- Records provided
=======

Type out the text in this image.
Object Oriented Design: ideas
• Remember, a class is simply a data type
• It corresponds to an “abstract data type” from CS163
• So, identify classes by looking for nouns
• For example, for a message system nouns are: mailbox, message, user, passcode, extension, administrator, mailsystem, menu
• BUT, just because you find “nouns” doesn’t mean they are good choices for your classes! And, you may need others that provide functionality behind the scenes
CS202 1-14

=======

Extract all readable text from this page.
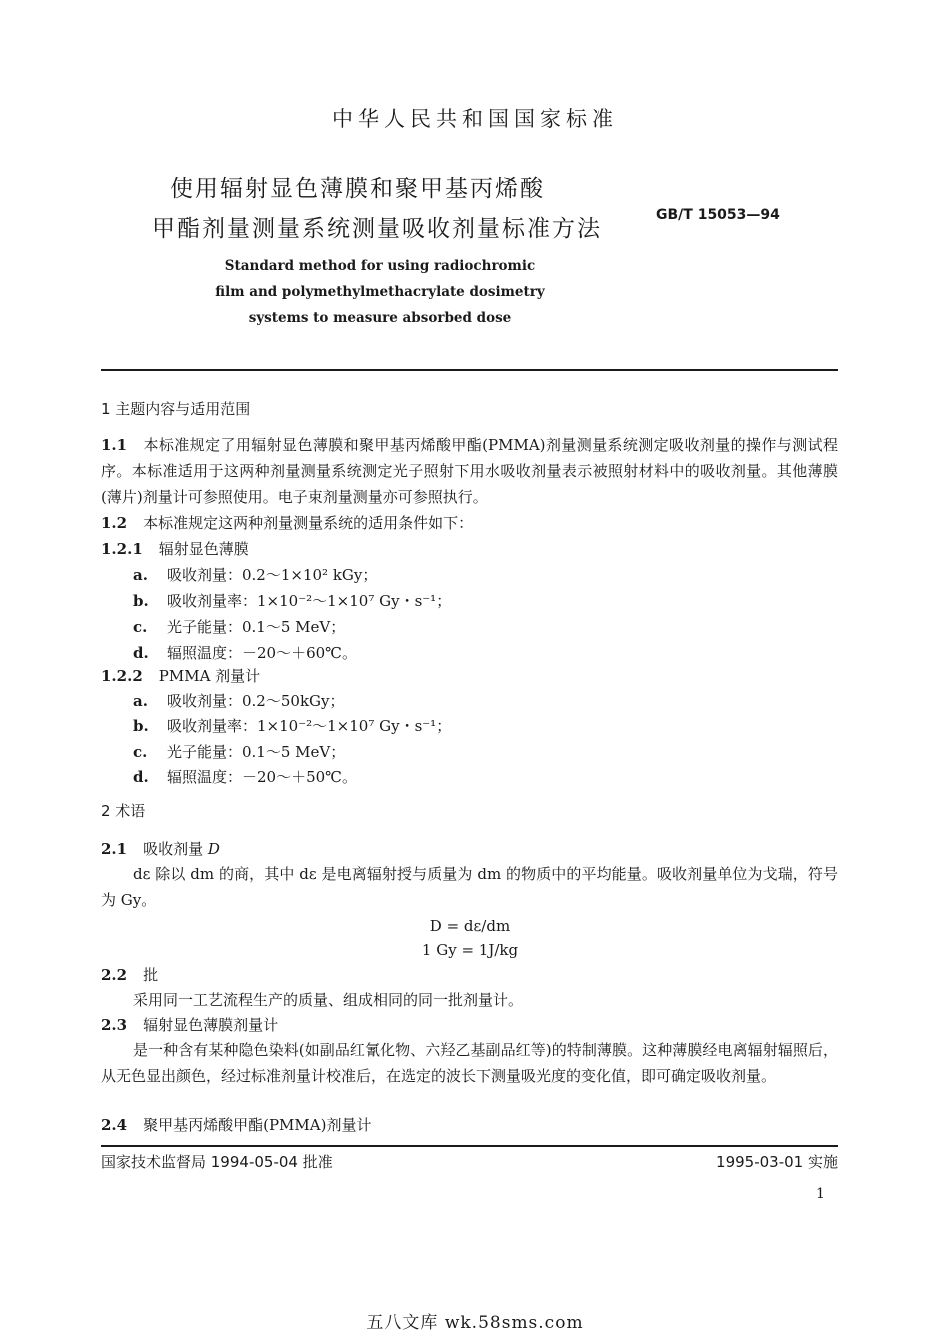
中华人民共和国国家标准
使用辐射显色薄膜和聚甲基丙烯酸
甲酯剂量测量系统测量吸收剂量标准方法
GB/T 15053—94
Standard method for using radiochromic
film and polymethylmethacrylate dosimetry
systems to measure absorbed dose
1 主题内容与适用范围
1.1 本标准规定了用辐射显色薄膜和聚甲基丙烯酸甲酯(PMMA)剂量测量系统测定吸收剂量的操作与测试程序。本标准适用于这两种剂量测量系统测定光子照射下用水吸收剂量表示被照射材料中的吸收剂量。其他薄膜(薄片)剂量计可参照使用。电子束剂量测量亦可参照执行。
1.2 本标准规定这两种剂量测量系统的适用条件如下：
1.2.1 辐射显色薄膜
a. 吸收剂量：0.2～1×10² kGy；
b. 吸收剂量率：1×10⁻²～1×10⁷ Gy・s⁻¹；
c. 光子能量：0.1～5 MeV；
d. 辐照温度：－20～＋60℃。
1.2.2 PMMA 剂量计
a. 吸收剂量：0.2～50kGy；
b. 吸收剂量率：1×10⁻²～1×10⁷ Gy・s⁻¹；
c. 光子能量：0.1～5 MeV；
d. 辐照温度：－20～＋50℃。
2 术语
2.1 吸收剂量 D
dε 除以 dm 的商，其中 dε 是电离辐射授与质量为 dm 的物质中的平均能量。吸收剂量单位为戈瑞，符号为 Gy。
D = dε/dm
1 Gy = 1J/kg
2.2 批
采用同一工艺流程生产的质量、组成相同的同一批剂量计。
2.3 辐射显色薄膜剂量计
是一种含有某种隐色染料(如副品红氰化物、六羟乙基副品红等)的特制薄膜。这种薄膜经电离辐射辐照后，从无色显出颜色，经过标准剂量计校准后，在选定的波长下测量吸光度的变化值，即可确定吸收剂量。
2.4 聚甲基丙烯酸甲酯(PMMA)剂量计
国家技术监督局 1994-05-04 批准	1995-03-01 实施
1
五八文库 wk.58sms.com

=======

- What you are asked to do
Your task is to pick out every line with the string "this" and copy it.

- Output below
Type out the text in this image.
Extract all readable text from this page.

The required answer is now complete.